* **What the exercise asks**:
In the data, extract each line that holds the string "event".

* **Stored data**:

— Begin —

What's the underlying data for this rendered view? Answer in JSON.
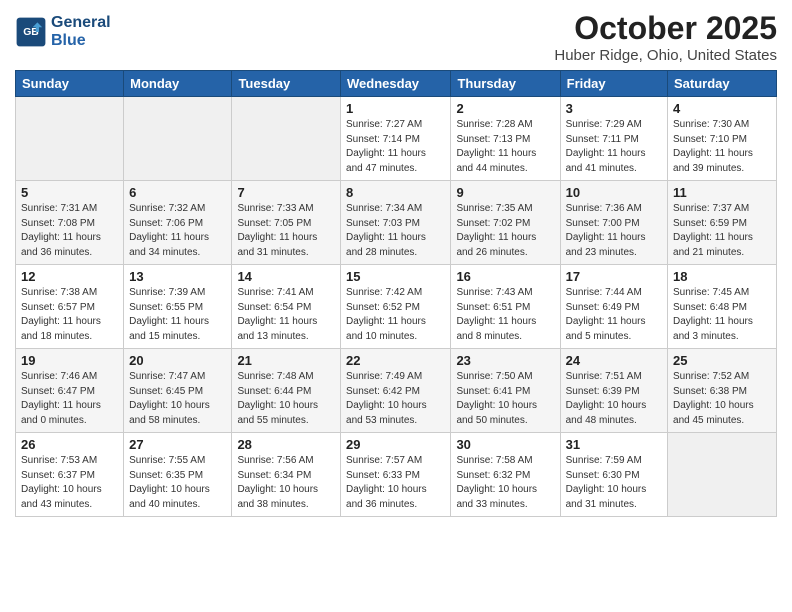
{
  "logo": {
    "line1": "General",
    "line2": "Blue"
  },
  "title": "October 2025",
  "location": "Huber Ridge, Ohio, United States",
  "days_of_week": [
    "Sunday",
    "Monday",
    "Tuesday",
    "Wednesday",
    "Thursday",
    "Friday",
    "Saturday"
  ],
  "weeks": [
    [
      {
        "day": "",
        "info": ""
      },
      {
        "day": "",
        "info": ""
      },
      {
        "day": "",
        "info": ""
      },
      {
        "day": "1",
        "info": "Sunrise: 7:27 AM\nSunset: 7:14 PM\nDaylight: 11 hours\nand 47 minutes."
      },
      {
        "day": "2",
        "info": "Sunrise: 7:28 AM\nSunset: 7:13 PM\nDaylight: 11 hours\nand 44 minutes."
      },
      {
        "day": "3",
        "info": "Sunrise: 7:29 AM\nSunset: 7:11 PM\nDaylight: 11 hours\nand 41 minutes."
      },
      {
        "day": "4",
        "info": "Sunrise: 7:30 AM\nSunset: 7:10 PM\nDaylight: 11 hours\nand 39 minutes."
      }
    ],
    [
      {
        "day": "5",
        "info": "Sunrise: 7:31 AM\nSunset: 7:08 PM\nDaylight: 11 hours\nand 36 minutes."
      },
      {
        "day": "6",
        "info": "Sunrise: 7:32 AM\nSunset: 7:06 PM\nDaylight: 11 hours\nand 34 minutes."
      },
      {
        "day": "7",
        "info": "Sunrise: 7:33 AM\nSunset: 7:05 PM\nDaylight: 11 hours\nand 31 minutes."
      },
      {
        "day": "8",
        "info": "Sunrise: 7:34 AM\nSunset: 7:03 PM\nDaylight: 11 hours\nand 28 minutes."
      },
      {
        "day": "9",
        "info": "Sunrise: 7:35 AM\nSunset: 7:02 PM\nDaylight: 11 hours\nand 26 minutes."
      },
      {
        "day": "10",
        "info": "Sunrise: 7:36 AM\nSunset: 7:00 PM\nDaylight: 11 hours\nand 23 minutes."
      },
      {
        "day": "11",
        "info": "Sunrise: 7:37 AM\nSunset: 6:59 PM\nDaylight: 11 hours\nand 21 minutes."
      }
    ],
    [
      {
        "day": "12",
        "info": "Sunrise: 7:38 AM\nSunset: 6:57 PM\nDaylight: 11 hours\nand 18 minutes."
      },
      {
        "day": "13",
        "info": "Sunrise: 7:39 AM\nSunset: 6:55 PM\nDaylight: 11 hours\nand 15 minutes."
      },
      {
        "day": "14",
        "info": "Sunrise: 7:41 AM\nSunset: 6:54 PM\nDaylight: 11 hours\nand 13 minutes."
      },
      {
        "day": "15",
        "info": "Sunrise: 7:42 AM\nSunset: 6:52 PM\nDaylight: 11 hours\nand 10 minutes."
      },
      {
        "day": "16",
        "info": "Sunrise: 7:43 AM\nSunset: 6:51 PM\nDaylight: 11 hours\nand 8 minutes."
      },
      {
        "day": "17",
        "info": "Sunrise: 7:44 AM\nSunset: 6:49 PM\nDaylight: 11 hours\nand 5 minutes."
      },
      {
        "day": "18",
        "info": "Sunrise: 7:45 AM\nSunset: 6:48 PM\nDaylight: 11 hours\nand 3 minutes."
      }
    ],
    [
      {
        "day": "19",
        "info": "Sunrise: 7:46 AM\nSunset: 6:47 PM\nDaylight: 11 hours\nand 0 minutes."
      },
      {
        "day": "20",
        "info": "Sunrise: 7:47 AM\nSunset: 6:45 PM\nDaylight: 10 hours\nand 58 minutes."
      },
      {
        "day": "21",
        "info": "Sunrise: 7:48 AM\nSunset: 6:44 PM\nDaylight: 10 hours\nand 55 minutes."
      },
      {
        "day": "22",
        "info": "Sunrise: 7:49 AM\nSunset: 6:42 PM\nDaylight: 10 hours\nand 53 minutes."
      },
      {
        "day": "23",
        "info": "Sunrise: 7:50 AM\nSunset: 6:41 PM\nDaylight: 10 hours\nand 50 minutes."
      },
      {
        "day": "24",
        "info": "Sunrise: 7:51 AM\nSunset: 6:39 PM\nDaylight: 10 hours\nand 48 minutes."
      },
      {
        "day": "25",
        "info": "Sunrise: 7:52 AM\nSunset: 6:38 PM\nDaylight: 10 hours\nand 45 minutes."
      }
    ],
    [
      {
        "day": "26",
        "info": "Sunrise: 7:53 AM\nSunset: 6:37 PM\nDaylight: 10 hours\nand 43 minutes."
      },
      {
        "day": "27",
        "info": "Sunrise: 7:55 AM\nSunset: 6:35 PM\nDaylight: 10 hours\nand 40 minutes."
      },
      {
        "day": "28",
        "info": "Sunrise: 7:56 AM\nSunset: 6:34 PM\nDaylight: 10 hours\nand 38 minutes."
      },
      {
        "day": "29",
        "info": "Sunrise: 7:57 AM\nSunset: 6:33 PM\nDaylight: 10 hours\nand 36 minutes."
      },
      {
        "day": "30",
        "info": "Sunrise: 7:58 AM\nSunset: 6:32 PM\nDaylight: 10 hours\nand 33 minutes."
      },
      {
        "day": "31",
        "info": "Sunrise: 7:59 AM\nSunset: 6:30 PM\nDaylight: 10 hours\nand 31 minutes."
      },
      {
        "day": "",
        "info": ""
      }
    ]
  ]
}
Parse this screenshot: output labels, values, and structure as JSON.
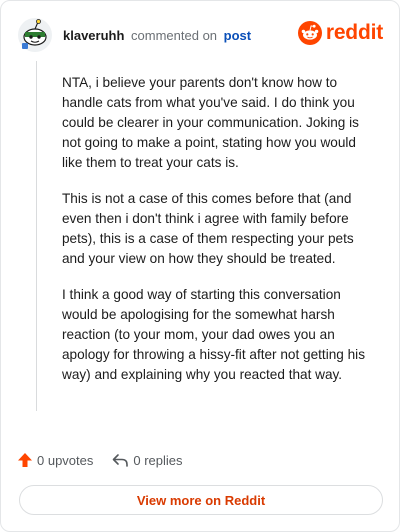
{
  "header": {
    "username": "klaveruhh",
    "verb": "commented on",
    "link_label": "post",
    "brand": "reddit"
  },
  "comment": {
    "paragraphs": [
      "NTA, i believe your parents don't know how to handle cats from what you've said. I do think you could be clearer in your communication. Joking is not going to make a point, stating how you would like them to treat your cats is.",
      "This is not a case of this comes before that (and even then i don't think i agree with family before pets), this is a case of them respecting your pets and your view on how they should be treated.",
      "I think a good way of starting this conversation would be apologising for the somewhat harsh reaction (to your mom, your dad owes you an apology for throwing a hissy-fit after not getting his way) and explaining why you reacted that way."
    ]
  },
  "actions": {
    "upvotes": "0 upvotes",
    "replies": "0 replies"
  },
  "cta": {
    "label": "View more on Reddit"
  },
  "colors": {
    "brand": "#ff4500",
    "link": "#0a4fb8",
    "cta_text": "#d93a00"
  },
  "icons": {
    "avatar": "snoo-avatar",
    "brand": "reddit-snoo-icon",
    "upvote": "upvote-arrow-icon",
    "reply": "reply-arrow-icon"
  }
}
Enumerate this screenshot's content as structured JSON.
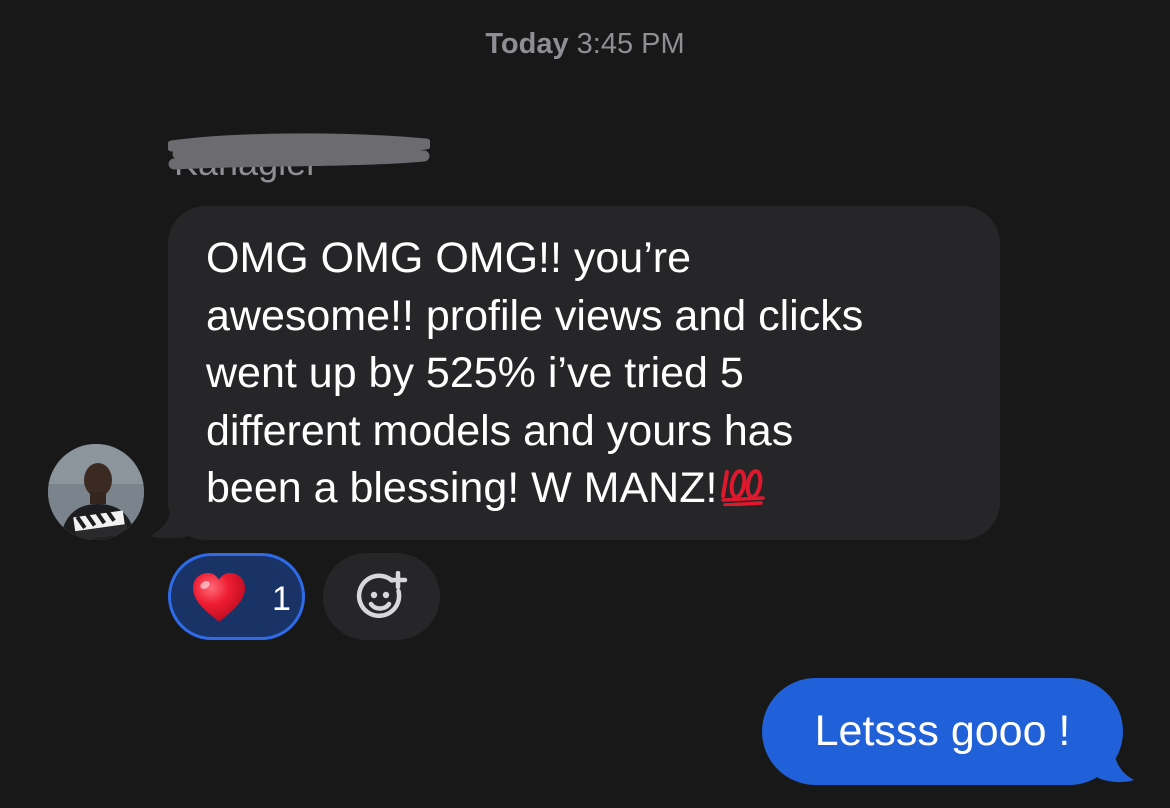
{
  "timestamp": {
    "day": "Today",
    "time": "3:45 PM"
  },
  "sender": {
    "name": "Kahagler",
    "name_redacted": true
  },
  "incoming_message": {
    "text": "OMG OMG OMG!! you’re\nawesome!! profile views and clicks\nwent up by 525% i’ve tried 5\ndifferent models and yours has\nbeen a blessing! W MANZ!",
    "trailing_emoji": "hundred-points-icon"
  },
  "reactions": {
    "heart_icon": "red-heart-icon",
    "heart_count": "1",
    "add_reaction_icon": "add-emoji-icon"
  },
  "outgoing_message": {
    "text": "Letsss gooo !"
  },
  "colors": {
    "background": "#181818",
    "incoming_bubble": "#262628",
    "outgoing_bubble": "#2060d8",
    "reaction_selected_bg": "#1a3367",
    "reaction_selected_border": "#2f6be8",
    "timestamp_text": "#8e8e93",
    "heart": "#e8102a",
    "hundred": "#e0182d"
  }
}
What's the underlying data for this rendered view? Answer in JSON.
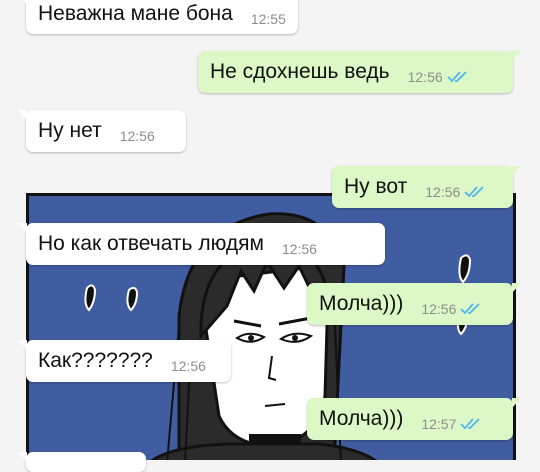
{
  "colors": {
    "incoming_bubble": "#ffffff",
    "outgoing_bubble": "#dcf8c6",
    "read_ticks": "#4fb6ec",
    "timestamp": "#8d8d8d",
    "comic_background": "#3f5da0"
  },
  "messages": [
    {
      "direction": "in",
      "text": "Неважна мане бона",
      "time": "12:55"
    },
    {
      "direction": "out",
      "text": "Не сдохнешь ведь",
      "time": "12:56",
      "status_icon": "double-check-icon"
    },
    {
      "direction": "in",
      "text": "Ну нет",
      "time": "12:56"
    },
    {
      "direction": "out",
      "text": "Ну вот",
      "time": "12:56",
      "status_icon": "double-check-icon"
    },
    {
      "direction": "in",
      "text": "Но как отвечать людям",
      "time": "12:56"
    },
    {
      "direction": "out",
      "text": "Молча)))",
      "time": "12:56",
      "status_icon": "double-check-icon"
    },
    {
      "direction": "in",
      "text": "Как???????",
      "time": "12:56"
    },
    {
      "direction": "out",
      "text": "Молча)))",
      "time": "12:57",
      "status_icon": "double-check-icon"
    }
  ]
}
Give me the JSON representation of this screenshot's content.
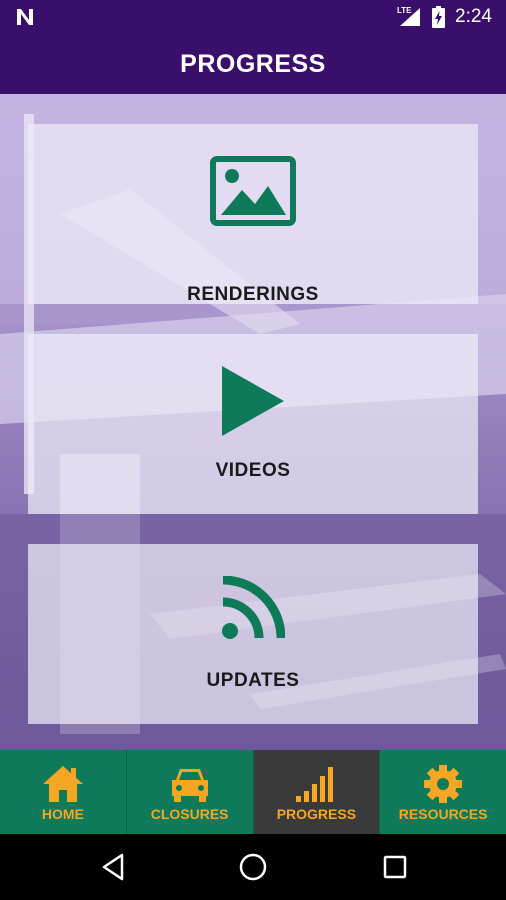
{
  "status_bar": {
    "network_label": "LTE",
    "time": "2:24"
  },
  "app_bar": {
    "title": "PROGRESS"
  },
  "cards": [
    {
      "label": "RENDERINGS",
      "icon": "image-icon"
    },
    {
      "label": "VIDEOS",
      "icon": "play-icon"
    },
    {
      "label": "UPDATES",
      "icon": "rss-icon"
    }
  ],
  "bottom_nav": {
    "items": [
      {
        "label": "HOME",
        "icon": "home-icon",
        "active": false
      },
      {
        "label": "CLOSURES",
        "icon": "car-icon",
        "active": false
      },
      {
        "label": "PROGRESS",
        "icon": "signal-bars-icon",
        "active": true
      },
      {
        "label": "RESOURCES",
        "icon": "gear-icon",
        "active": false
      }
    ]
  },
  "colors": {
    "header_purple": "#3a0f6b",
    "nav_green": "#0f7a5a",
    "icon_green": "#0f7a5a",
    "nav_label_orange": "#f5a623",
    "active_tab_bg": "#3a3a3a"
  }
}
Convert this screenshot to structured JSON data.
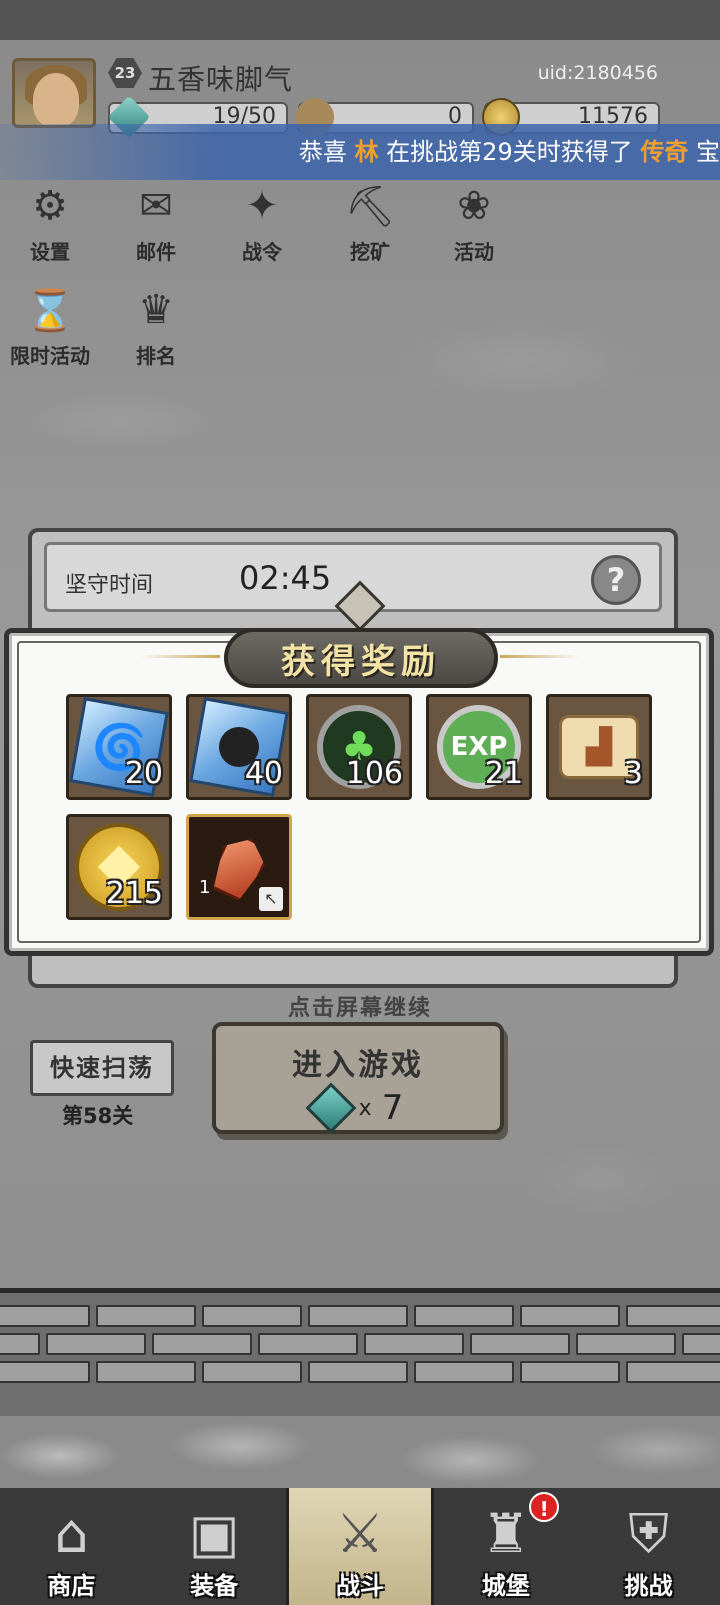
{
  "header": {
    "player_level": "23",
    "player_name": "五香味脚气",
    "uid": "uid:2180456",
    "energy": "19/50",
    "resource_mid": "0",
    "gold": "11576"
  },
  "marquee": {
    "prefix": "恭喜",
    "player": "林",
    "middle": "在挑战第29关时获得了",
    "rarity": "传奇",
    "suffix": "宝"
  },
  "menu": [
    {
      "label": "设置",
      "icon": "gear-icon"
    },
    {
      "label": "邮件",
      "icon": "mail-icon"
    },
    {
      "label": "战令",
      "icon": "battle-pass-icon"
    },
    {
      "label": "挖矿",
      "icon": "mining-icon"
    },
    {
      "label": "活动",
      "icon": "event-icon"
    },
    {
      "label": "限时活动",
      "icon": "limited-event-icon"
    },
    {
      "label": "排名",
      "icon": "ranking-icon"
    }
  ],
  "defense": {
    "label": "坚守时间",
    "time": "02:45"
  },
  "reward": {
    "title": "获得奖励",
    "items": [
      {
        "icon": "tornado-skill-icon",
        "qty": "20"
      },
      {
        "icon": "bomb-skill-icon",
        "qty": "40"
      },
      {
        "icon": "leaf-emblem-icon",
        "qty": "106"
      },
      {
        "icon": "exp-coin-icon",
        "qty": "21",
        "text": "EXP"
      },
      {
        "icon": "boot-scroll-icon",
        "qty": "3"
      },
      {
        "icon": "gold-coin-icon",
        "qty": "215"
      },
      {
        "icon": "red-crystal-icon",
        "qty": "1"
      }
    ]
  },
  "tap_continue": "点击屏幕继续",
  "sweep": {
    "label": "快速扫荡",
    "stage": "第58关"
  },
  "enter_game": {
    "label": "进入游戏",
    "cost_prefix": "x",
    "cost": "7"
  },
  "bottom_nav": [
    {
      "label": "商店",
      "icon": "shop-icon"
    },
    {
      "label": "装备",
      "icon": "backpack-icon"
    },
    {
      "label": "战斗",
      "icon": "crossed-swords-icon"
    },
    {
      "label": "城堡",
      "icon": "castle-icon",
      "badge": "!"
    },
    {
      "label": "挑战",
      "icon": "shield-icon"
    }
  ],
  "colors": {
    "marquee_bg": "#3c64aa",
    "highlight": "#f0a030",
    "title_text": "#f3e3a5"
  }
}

— End —

* **Reply to the exercise**:
      "icon": "event-icon"
      "icon": "limited-event-icon"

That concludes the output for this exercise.